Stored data
* * *

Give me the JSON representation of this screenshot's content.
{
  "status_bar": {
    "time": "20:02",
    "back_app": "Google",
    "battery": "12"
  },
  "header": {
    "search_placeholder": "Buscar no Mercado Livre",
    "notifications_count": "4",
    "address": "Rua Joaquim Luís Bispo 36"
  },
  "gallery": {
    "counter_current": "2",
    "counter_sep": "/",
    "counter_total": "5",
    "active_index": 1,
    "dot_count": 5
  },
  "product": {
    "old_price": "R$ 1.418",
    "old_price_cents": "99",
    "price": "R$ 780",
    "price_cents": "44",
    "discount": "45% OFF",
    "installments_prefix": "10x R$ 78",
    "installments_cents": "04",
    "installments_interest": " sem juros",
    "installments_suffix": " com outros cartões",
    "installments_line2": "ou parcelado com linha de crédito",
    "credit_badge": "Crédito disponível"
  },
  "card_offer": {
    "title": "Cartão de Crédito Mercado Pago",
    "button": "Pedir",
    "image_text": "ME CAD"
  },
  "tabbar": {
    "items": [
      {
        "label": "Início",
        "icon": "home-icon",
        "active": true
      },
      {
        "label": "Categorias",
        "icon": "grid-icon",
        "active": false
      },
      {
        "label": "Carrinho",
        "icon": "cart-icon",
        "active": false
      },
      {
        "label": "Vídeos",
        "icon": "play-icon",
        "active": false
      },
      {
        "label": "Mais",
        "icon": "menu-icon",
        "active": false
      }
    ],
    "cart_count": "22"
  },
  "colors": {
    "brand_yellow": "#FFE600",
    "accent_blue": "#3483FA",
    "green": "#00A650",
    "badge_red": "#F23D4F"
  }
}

* * *

Go through the listing above and pull out each line containing the word "Mercado".

> **Problem solution**
    "search_placeholder": "Buscar no Mercado Livre",
    "title": "Cartão de Crédito Mercado Pago",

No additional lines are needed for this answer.